● **What this task involves**:
Output every record word for word.

● **Records for this exercise**:
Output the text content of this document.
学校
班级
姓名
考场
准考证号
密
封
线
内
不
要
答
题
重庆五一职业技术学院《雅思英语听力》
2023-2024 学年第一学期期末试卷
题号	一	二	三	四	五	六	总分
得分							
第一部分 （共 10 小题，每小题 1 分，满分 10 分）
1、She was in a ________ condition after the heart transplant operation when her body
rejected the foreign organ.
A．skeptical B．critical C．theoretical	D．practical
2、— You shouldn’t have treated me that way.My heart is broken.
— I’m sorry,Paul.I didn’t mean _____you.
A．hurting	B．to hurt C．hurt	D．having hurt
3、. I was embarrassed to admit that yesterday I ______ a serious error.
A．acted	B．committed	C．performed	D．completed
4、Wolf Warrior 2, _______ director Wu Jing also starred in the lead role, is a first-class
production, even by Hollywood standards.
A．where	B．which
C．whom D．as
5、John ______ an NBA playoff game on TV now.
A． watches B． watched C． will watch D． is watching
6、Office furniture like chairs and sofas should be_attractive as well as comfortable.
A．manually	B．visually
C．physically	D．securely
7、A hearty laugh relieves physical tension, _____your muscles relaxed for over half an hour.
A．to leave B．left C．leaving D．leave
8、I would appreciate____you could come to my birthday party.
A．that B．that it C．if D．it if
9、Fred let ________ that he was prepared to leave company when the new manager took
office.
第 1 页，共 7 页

● **Reply**:
Output the text content of this document.
学校
班级
姓名
考场
准考证号
密
封
线
内
不
要
答
题
重庆五一职业技术学院《雅思英语听力》
2023-2024 学年第一学期期末试卷
题号	一	二	三	四	五	六	总分
得分							
第一部分 （共 10 小题，每小题 1 分，满分 10 分）
1、She was in a ________ condition after the heart transplant operation when her body
rejected the foreign organ.
A．skeptical B．critical C．theoretical	D．practical
2、— You shouldn’t have treated me that way.My heart is broken.
— I’m sorry,Paul.I didn’t mean _____you.
A．hurting	B．to hurt C．hurt	D．having hurt
3、. I was embarrassed to admit that yesterday I ______ a serious error.
A．acted	B．committed	C．performed	D．completed
4、Wolf Warrior 2, _______ director Wu Jing also starred in the lead role, is a first-class
production, even by Hollywood standards.
A．where	B．which
C．whom D．as
5、John ______ an NBA playoff game on TV now.
A． watches B． watched C． will watch D． is watching
6、Office furniture like chairs and sofas should be_attractive as well as comfortable.
A．manually	B．visually
C．physically	D．securely
7、A hearty laugh relieves physical tension, _____your muscles relaxed for over half an hour.
A．to leave B．left C．leaving D．leave
8、I would appreciate____you could come to my birthday party.
A．that B．that it C．if D．it if
9、Fred let ________ that he was prepared to leave company when the new manager took
office.
第 1 页，共 7 页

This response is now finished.